> **THE INPUT**:
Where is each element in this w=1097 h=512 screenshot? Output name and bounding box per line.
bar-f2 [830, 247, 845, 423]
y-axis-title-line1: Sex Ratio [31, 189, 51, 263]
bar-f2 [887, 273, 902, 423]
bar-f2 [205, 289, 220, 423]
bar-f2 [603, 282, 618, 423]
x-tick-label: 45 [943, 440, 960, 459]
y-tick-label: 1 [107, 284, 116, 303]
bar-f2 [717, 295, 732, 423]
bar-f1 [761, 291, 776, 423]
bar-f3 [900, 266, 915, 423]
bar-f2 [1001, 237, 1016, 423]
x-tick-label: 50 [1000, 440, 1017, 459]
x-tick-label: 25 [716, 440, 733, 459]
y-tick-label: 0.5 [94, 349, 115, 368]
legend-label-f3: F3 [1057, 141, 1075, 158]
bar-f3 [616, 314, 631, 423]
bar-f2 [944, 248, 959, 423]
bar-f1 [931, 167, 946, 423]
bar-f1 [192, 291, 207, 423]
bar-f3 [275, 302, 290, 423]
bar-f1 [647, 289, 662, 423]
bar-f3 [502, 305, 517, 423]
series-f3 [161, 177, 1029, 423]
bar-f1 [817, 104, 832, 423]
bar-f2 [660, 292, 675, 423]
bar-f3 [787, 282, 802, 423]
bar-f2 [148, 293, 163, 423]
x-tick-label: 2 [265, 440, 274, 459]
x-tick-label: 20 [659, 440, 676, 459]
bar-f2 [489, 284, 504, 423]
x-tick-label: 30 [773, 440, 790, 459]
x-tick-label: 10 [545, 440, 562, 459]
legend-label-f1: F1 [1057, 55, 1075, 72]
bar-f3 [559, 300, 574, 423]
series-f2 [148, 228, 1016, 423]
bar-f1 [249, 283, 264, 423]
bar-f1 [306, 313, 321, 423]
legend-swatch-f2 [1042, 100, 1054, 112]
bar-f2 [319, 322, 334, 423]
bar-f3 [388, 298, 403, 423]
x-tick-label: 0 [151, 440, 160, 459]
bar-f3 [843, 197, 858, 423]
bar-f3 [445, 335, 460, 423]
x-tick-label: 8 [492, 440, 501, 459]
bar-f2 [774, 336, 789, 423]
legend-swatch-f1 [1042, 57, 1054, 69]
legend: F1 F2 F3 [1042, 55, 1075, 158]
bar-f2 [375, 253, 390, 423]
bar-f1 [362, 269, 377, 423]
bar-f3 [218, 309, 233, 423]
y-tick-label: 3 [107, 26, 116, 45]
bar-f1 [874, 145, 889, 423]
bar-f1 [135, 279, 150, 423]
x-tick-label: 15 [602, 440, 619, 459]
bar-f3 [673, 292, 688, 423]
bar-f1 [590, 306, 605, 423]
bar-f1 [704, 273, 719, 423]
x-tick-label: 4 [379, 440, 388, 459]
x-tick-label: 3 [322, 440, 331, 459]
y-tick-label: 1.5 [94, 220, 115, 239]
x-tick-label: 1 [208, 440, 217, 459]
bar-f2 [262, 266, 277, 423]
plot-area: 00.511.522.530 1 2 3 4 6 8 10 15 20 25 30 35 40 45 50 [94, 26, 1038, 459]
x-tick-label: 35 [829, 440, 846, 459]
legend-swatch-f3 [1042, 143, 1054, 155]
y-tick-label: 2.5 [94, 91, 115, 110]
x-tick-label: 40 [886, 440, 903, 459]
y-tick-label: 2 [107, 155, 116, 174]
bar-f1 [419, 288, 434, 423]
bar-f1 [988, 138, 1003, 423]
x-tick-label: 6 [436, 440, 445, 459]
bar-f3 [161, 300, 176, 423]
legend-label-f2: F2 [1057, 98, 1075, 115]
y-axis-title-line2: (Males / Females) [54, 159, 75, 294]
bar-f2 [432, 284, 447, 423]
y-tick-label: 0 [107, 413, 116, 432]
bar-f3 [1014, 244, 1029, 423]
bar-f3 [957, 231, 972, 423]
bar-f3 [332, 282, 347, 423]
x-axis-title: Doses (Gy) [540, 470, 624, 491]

> **WRITTEN EXERCISE**: Please copy the records word for word, from their first line through the line containing "bar-f2 [148, 293, 163, 423]", with both ends included.

> **ANSWER FOR THE TASK**:
Where is each element in this w=1097 h=512 screenshot? Output name and bounding box per line.
bar-f2 [830, 247, 845, 423]
y-axis-title-line1: Sex Ratio [31, 189, 51, 263]
bar-f2 [887, 273, 902, 423]
bar-f2 [205, 289, 220, 423]
bar-f2 [603, 282, 618, 423]
x-tick-label: 45 [943, 440, 960, 459]
y-tick-label: 1 [107, 284, 116, 303]
bar-f2 [717, 295, 732, 423]
bar-f1 [761, 291, 776, 423]
bar-f3 [900, 266, 915, 423]
bar-f2 [1001, 237, 1016, 423]
x-tick-label: 50 [1000, 440, 1017, 459]
x-tick-label: 25 [716, 440, 733, 459]
y-tick-label: 0.5 [94, 349, 115, 368]
legend-label-f3: F3 [1057, 141, 1075, 158]
bar-f3 [616, 314, 631, 423]
bar-f2 [944, 248, 959, 423]
bar-f1 [931, 167, 946, 423]
bar-f1 [192, 291, 207, 423]
bar-f3 [275, 302, 290, 423]
bar-f1 [647, 289, 662, 423]
bar-f3 [502, 305, 517, 423]
series-f3 [161, 177, 1029, 423]
bar-f1 [817, 104, 832, 423]
bar-f2 [660, 292, 675, 423]
bar-f3 [787, 282, 802, 423]
bar-f2 [148, 293, 163, 423]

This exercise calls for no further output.